>> START Provided records
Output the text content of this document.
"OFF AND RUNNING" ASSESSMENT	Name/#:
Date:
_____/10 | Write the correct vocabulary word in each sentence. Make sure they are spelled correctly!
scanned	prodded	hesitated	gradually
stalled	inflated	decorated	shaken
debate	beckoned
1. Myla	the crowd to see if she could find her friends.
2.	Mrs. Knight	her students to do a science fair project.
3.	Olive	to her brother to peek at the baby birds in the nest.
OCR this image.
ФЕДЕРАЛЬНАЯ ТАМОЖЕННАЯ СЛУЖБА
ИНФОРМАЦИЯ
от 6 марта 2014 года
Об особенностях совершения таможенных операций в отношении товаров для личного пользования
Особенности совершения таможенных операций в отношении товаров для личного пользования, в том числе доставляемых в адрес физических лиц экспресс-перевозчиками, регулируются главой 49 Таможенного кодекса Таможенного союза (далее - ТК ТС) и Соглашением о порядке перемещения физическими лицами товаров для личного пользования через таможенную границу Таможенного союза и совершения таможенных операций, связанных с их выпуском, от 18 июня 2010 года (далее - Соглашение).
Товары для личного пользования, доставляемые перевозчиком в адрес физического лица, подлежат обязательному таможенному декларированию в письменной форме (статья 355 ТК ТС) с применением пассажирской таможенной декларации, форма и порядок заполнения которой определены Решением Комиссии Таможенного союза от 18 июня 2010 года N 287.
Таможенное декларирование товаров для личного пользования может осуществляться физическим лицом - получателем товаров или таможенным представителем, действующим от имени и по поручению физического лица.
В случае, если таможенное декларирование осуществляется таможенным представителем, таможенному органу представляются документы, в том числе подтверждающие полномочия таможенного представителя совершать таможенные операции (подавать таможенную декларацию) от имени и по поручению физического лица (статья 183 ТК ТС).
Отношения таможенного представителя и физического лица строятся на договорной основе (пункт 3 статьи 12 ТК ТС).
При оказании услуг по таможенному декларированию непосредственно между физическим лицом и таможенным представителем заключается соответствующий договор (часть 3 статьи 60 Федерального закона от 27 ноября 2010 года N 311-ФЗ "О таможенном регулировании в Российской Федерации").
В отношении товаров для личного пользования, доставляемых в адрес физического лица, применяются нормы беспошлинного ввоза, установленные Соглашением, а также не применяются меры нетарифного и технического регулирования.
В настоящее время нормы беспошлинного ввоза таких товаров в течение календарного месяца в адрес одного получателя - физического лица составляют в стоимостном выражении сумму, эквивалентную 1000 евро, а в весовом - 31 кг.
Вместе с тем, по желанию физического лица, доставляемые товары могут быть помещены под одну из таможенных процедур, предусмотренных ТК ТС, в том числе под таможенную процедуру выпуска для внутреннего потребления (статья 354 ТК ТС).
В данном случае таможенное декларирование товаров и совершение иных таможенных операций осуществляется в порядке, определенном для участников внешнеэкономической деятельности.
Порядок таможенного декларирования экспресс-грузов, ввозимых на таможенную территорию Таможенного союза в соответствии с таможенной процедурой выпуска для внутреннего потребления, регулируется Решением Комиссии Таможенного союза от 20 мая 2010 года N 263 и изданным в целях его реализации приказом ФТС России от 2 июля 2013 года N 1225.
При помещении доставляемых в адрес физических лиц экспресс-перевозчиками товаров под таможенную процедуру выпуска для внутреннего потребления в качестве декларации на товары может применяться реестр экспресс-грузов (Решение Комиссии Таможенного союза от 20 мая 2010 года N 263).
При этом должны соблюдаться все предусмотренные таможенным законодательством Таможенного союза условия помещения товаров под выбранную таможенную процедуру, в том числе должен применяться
>> END Provided records
**Prompt**
Repeat each record in full; every line must match exactly.

**Exercise output**
Output the text content of this document.
"OFF AND RUNNING" ASSESSMENT	Name/#:
Date:
_____/10 | Write the correct vocabulary word in each sentence. Make sure they are spelled correctly!
scanned	prodded	hesitated	gradually
stalled	inflated	decorated	shaken
debate	beckoned
1. Myla	the crowd to see if she could find her friends.
2.	Mrs. Knight	her students to do a science fair project.
3.	Olive	to her brother to peek at the baby birds in the nest.
OCR this image.
ФЕДЕРАЛЬНАЯ ТАМОЖЕННАЯ СЛУЖБА
ИНФОРМАЦИЯ
от 6 марта 2014 года
Об особенностях совершения таможенных операций в отношении товаров для личного пользования
Особенности совершения таможенных операций в отношении товаров для личного пользования, в том числе доставляемых в адрес физических лиц экспресс-перевозчиками, регулируются главой 49 Таможенного кодекса Таможенного союза (далее - ТК ТС) и Соглашением о порядке перемещения физическими лицами товаров для личного пользования через таможенную границу Таможенного союза и совершения таможенных операций, связанных с их выпуском, от 18 июня 2010 года (далее - Соглашение).
Товары для личного пользования, доставляемые перевозчиком в адрес физического лица, подлежат обязательному таможенному декларированию в письменной форме (статья 355 ТК ТС) с применением пассажирской таможенной декларации, форма и порядок заполнения которой определены Решением Комиссии Таможенного союза от 18 июня 2010 года N 287.
Таможенное декларирование товаров для личного пользования может осуществляться физическим лицом - получателем товаров или таможенным представителем, действующим от имени и по поручению физического лица.
В случае, если таможенное декларирование осуществляется таможенным представителем, таможенному органу представляются документы, в том числе подтверждающие полномочия таможенного представителя совершать таможенные операции (подавать таможенную декларацию) от имени и по поручению физического лица (статья 183 ТК ТС).
Отношения таможенного представителя и физического лица строятся на договорной основе (пункт 3 статьи 12 ТК ТС).
При оказании услуг по таможенному декларированию непосредственно между физическим лицом и таможенным представителем заключается соответствующий договор (часть 3 статьи 60 Федерального закона от 27 ноября 2010 года N 311-ФЗ "О таможенном регулировании в Российской Федерации").
В отношении товаров для личного пользования, доставляемых в адрес физического лица, применяются нормы беспошлинного ввоза, установленные Соглашением, а также не применяются меры нетарифного и технического регулирования.
В настоящее время нормы беспошлинного ввоза таких товаров в течение календарного месяца в адрес одного получателя - физического лица составляют в стоимостном выражении сумму, эквивалентную 1000 евро, а в весовом - 31 кг.
Вместе с тем, по желанию физического лица, доставляемые товары могут быть помещены под одну из таможенных процедур, предусмотренных ТК ТС, в том числе под таможенную процедуру выпуска для внутреннего потребления (статья 354 ТК ТС).
В данном случае таможенное декларирование товаров и совершение иных таможенных операций осуществляется в порядке, определенном для участников внешнеэкономической деятельности.
Порядок таможенного декларирования экспресс-грузов, ввозимых на таможенную территорию Таможенного союза в соответствии с таможенной процедурой выпуска для внутреннего потребления, регулируется Решением Комиссии Таможенного союза от 20 мая 2010 года N 263 и изданным в целях его реализации приказом ФТС России от 2 июля 2013 года N 1225.
При помещении доставляемых в адрес физических лиц экспресс-перевозчиками товаров под таможенную процедуру выпуска для внутреннего потребления в качестве декларации на товары может применяться реестр экспресс-грузов (Решение Комиссии Таможенного союза от 20 мая 2010 года N 263).
При этом должны соблюдаться все предусмотренные таможенным законодательством Таможенного союза условия помещения товаров под выбранную таможенную процедуру, в том числе должен применяться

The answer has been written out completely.